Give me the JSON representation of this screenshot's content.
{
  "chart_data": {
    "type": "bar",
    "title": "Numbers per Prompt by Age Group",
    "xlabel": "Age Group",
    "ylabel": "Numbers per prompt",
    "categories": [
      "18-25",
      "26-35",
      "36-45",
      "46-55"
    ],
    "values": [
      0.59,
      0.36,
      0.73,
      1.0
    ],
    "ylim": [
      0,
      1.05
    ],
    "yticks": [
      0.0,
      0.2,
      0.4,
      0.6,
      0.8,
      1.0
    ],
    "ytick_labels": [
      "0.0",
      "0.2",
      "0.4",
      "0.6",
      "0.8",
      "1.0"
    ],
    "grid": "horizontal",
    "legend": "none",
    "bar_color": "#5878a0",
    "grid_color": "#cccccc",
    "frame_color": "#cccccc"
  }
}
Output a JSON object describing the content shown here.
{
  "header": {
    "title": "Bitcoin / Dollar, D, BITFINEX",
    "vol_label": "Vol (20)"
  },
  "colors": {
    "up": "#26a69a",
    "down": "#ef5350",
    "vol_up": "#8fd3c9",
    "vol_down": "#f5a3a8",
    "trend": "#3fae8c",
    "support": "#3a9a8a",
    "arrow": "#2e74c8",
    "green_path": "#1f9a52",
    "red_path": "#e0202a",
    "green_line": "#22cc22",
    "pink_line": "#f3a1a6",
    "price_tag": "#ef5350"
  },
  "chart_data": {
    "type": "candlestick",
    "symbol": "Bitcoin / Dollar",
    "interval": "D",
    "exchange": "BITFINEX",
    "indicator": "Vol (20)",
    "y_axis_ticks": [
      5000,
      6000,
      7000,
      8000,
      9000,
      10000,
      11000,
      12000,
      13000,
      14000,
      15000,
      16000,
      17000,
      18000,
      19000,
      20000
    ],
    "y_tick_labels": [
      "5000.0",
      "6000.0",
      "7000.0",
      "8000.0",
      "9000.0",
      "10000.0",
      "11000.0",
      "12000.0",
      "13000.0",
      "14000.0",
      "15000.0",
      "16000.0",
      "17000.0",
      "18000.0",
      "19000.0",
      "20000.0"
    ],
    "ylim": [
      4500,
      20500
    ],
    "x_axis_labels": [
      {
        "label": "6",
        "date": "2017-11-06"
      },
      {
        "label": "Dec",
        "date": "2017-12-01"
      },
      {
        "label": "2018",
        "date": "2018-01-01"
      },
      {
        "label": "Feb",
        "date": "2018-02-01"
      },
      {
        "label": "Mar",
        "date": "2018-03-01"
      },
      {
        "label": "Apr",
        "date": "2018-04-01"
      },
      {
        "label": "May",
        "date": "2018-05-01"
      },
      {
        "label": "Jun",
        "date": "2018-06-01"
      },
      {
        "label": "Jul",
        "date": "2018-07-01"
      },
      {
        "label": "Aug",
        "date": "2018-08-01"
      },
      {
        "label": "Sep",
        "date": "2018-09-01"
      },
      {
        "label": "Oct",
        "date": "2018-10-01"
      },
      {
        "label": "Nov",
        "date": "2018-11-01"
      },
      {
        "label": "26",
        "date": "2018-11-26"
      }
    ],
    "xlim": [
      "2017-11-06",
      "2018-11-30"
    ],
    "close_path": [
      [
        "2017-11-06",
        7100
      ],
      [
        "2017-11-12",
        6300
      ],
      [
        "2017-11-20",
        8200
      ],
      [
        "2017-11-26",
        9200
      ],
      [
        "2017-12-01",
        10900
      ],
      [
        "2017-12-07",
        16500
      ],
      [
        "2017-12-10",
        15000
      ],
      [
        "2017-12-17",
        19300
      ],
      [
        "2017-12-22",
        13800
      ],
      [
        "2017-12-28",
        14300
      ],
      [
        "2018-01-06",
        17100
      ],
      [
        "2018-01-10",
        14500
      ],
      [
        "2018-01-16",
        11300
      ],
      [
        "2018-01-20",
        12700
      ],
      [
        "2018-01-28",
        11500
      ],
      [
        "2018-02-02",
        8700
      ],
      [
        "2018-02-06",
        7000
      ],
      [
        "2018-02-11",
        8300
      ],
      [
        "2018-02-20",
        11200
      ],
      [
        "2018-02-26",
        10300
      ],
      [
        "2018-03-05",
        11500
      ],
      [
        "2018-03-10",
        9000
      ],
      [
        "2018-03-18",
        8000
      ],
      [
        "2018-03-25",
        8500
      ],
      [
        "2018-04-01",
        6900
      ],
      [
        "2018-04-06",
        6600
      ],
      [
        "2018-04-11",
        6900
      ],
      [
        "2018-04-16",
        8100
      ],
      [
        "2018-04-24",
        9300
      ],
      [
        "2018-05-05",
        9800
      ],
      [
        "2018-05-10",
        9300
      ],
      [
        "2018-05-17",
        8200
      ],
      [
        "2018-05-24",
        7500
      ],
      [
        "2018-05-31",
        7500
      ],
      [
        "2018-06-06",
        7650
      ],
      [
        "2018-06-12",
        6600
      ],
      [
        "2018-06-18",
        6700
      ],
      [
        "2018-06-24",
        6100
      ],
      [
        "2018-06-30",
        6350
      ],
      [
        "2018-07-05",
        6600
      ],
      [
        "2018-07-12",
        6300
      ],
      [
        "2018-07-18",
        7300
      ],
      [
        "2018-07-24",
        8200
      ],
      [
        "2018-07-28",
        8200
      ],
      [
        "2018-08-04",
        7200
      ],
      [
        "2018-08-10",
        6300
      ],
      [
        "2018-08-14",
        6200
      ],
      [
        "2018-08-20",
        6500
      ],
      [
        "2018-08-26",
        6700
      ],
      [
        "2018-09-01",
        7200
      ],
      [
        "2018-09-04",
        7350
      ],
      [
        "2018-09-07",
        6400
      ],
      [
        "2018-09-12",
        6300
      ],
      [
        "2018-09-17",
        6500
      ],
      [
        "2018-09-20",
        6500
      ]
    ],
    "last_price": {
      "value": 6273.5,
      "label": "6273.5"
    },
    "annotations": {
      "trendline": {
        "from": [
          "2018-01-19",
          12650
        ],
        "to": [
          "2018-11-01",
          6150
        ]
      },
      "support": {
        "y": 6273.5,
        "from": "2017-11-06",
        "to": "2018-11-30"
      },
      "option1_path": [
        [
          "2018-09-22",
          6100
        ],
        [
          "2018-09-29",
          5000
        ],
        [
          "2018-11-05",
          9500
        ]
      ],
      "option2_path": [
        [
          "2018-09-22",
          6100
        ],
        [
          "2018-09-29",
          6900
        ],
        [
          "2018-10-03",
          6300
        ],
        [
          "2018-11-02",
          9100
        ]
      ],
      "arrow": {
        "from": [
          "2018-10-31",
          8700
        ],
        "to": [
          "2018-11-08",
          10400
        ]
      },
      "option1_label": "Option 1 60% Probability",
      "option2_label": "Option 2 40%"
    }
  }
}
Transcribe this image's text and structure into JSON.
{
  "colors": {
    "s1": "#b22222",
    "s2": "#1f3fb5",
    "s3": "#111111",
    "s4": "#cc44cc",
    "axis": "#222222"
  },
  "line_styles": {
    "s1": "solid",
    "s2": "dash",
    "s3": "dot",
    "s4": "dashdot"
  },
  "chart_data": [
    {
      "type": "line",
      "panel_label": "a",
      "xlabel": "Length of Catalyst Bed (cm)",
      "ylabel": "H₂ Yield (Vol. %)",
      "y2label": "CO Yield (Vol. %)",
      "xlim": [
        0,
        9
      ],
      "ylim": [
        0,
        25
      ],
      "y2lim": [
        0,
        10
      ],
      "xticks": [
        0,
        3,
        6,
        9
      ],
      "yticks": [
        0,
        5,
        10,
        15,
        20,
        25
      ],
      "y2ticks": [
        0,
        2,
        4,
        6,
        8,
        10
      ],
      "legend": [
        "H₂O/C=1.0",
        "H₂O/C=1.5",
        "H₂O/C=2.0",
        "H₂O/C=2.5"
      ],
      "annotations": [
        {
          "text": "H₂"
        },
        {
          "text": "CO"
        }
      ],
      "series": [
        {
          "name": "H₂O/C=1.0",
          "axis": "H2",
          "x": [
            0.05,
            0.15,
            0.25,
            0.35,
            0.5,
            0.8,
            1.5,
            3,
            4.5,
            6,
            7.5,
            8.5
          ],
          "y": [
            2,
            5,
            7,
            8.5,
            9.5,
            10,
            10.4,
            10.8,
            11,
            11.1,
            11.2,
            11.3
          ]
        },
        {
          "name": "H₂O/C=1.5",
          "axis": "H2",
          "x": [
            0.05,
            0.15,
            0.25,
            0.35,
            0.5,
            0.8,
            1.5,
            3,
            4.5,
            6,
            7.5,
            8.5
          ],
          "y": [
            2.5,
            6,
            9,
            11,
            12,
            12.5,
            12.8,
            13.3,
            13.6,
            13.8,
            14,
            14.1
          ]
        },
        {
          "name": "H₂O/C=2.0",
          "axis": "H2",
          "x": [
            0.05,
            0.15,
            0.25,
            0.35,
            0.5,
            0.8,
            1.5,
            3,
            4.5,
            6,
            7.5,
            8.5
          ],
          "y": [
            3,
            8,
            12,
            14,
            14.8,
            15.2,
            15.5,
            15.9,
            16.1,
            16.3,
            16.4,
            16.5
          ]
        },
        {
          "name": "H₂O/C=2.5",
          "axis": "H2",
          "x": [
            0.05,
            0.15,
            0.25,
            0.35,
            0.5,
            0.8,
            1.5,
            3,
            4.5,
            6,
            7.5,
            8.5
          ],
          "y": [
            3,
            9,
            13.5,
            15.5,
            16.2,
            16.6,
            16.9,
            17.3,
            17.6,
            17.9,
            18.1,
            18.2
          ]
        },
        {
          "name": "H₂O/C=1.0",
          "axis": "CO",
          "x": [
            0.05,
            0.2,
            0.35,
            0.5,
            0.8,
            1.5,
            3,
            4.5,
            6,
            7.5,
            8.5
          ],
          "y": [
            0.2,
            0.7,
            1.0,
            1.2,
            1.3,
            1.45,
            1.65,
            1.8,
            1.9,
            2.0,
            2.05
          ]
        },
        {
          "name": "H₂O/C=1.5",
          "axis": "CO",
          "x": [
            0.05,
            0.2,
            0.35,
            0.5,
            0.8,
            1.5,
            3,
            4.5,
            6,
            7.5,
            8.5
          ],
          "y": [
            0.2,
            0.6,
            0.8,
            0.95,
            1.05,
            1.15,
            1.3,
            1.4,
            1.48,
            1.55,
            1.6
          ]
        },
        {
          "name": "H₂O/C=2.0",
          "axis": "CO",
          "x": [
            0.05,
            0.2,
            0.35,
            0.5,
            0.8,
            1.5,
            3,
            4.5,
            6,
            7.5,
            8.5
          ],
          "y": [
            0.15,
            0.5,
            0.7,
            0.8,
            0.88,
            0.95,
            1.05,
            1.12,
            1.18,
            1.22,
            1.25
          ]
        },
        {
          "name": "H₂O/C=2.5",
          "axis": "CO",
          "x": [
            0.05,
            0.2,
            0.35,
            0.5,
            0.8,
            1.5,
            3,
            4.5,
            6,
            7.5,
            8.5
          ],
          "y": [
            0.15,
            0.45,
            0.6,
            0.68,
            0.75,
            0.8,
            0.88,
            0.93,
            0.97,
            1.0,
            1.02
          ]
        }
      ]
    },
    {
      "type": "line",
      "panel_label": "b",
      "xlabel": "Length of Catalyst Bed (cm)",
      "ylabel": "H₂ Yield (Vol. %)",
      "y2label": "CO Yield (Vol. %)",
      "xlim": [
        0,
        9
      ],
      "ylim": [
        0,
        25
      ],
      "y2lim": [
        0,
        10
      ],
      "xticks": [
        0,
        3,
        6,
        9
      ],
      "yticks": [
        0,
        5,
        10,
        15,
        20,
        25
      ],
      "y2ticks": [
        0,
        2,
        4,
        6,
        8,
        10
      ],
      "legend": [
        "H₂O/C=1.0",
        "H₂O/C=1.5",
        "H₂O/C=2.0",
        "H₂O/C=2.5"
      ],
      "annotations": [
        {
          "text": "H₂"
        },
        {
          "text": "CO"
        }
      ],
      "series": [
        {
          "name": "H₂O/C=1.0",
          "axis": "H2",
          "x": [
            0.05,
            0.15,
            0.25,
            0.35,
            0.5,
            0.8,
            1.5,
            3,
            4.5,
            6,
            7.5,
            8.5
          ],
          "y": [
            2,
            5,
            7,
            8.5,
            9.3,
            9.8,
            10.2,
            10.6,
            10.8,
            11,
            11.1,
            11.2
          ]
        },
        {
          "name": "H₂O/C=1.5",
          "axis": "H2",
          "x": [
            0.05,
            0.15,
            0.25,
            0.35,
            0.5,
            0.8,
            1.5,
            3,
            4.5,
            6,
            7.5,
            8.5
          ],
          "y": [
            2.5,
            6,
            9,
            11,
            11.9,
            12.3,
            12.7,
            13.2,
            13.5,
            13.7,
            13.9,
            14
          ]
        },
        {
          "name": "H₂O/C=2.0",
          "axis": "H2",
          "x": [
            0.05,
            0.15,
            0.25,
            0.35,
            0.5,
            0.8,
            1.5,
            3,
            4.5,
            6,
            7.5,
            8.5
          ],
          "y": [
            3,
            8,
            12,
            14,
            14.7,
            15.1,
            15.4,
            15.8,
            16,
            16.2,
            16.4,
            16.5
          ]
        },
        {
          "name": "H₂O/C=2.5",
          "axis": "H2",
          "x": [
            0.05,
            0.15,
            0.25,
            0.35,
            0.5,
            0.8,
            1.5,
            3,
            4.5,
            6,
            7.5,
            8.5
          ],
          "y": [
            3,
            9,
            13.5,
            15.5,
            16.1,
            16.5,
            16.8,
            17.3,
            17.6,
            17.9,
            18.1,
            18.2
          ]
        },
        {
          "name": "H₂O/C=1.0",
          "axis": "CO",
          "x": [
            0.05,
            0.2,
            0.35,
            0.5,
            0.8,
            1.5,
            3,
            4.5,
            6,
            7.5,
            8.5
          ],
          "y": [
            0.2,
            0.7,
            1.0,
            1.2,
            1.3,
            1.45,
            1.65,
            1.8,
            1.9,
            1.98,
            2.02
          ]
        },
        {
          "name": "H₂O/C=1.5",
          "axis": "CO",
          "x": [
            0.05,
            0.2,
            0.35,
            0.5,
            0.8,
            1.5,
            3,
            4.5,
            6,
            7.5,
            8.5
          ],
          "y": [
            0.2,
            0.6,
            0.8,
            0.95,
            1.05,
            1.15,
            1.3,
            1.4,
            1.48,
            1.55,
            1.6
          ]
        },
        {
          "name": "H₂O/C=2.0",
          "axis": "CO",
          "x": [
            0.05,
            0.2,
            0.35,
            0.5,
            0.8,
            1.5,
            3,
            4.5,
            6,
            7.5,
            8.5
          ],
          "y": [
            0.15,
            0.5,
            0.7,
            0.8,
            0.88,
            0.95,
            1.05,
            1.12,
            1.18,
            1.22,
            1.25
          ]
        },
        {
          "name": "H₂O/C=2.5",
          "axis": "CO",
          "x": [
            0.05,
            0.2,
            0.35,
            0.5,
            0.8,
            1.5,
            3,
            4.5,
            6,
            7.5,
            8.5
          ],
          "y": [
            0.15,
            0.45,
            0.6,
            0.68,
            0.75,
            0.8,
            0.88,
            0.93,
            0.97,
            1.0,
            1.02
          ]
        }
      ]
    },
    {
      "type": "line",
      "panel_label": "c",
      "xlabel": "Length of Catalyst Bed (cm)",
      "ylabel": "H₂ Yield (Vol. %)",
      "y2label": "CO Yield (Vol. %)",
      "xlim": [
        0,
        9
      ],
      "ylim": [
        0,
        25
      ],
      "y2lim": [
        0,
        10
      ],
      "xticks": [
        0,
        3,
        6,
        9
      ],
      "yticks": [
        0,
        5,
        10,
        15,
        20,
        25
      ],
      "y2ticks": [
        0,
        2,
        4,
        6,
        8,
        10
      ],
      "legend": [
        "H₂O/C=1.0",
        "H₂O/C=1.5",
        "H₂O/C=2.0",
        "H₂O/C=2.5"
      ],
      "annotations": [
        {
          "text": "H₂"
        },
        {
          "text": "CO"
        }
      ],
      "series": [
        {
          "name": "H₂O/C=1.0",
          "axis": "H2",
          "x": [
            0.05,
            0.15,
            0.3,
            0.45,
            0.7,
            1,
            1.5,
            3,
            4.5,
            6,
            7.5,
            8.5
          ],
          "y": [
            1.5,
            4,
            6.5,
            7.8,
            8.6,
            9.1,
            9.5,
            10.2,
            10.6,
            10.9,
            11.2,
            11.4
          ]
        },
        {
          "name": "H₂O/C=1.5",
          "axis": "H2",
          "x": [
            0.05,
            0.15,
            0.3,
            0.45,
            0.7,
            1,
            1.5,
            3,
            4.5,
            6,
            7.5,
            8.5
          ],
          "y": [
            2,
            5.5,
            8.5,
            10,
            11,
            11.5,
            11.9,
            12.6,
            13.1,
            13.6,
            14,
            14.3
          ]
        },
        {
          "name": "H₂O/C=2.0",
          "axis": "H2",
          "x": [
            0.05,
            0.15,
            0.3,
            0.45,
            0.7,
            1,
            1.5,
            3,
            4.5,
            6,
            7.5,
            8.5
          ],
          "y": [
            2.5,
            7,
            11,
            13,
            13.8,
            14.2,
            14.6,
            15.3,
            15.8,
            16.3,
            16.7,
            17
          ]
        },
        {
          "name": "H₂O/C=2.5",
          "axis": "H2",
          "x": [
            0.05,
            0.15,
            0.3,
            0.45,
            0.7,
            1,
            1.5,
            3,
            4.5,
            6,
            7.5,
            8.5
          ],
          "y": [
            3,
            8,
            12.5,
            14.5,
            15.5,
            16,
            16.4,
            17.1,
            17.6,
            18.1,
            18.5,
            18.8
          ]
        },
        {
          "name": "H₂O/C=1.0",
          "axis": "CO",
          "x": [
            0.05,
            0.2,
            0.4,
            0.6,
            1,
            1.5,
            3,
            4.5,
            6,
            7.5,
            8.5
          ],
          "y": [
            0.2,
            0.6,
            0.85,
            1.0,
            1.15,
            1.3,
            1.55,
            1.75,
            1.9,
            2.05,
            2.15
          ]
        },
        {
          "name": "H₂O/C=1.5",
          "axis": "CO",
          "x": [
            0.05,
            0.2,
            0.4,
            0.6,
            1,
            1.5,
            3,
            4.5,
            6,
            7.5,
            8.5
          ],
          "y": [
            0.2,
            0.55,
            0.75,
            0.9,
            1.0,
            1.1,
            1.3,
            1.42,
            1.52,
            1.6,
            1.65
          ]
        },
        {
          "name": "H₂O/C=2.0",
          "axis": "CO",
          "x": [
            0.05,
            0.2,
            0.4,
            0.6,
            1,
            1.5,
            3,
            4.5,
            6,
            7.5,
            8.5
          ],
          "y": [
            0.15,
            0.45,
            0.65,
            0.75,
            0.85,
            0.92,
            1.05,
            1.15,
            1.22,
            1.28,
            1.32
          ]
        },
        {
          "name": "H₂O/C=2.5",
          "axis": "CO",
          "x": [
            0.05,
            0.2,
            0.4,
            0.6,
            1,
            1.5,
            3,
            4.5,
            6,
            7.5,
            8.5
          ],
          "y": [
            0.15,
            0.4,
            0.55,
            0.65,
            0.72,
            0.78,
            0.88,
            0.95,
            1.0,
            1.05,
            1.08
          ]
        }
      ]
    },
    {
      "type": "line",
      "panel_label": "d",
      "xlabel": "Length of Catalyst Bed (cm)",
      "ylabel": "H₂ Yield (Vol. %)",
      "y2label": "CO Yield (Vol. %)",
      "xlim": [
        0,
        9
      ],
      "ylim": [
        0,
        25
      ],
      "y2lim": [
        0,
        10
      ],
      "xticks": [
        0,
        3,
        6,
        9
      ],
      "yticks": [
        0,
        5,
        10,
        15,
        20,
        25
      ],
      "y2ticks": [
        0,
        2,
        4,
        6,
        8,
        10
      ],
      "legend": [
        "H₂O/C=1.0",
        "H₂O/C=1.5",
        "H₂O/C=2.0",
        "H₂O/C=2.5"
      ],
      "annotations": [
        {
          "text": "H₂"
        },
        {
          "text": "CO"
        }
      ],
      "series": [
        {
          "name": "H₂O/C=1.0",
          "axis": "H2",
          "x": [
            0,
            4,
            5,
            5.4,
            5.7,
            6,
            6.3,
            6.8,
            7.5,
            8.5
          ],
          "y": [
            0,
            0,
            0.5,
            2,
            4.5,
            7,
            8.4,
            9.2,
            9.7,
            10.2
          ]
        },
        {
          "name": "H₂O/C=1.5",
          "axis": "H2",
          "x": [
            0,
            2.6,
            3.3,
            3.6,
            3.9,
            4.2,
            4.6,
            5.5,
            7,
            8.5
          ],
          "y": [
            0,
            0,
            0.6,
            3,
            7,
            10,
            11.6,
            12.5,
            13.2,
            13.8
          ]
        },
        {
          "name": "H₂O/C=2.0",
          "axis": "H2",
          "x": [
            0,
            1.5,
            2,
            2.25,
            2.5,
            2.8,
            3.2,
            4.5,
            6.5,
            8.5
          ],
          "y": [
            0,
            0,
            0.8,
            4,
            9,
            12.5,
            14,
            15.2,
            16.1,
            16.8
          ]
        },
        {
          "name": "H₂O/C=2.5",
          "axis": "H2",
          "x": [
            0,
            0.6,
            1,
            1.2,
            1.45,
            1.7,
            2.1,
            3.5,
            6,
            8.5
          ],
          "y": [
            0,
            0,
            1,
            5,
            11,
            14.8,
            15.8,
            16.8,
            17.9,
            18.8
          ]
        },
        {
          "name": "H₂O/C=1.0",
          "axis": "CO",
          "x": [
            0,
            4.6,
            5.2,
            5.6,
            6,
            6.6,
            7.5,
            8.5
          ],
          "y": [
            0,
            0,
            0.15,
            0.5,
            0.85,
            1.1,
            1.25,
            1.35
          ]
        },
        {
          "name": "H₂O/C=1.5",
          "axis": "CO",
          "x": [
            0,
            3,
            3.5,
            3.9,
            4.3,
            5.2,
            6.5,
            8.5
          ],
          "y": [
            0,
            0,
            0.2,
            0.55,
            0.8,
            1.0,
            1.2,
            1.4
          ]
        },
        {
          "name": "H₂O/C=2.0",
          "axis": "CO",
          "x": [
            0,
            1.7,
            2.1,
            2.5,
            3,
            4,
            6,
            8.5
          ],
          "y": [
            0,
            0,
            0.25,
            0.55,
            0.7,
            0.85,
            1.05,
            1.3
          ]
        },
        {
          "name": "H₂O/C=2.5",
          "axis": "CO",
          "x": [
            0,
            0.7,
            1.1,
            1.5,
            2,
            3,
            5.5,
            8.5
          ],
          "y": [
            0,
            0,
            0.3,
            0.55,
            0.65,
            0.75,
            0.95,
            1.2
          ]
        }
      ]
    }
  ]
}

- - -

Challenge
Say how many lines in the records hold "Bitcoin", with the number as the whole reply.

The reply
2